» PROBLEM DESCRIPTION: Return the full listing exactly as it is written.

━━━━━ RECORD SET ━━━━━

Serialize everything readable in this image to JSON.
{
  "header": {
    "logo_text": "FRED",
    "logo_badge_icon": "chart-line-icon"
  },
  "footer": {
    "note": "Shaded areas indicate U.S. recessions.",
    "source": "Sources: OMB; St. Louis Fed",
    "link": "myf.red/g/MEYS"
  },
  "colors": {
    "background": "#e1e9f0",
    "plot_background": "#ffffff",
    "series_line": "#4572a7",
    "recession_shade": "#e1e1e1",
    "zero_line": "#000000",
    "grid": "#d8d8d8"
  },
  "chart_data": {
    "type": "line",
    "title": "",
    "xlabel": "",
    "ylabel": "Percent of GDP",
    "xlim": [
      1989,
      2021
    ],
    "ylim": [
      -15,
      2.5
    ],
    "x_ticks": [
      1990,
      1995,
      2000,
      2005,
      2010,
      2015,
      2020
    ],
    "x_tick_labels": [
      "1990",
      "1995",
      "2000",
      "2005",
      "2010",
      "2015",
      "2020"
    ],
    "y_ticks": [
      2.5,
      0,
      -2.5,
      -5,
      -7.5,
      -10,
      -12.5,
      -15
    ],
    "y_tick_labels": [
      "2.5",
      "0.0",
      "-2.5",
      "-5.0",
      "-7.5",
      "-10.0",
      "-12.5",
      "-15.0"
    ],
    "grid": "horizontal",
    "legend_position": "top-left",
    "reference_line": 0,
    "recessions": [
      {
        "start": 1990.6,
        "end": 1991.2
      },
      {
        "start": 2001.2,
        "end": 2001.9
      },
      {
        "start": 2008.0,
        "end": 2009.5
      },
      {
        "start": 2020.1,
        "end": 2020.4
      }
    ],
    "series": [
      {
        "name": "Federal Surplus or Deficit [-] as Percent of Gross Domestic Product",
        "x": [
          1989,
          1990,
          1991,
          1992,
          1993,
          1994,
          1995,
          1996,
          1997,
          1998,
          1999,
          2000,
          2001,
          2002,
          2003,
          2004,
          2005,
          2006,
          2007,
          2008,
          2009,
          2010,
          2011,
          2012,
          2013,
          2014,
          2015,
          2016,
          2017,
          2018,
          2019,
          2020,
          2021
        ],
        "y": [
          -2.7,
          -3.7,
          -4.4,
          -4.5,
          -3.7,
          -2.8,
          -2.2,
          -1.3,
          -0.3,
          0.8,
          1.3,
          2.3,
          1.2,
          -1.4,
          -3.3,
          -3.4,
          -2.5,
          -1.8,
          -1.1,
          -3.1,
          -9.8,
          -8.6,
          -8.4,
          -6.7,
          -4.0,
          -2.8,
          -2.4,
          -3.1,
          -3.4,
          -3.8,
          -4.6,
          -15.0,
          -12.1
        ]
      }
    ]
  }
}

━━━━━

» ANSWER TO THIS EXERCISE:
Serialize everything readable in this image to JSON.
{
  "header": {
    "logo_text": "FRED",
    "logo_badge_icon": "chart-line-icon"
  },
  "footer": {
    "note": "Shaded areas indicate U.S. recessions.",
    "source": "Sources: OMB; St. Louis Fed",
    "link": "myf.red/g/MEYS"
  },
  "colors": {
    "background": "#e1e9f0",
    "plot_background": "#ffffff",
    "series_line": "#4572a7",
    "recession_shade": "#e1e1e1",
    "zero_line": "#000000",
    "grid": "#d8d8d8"
  },
  "chart_data": {
    "type": "line",
    "title": "",
    "xlabel": "",
    "ylabel": "Percent of GDP",
    "xlim": [
      1989,
      2021
    ],
    "ylim": [
      -15,
      2.5
    ],
    "x_ticks": [
      1990,
      1995,
      2000,
      2005,
      2010,
      2015,
      2020
    ],
    "x_tick_labels": [
      "1990",
      "1995",
      "2000",
      "2005",
      "2010",
      "2015",
      "2020"
    ],
    "y_ticks": [
      2.5,
      0,
      -2.5,
      -5,
      -7.5,
      -10,
      -12.5,
      -15
    ],
    "y_tick_labels": [
      "2.5",
      "0.0",
      "-2.5",
      "-5.0",
      "-7.5",
      "-10.0",
      "-12.5",
      "-15.0"
    ],
    "grid": "horizontal",
    "legend_position": "top-left",
    "reference_line": 0,
    "recessions": [
      {
        "start": 1990.6,
        "end": 1991.2
      },
      {
        "start": 2001.2,
        "end": 2001.9
      },
      {
        "start": 2008.0,
        "end": 2009.5
      },
      {
        "start": 2020.1,
        "end": 2020.4
      }
    ],
    "series": [
      {
        "name": "Federal Surplus or Deficit [-] as Percent of Gross Domestic Product",
        "x": [
          1989,
          1990,
          1991,
          1992,
          1993,
          1994,
          1995,
          1996,
          1997,
          1998,
          1999,
          2000,
          2001,
          2002,
          2003,
          2004,
          2005,
          2006,
          2007,
          2008,
          2009,
          2010,
          2011,
          2012,
          2013,
          2014,
          2015,
          2016,
          2017,
          2018,
          2019,
          2020,
          2021
        ],
        "y": [
          -2.7,
          -3.7,
          -4.4,
          -4.5,
          -3.7,
          -2.8,
          -2.2,
          -1.3,
          -0.3,
          0.8,
          1.3,
          2.3,
          1.2,
          -1.4,
          -3.3,
          -3.4,
          -2.5,
          -1.8,
          -1.1,
          -3.1,
          -9.8,
          -8.6,
          -8.4,
          -6.7,
          -4.0,
          -2.8,
          -2.4,
          -3.1,
          -3.4,
          -3.8,
          -4.6,
          -15.0,
          -12.1
        ]
      }
    ]
  }
}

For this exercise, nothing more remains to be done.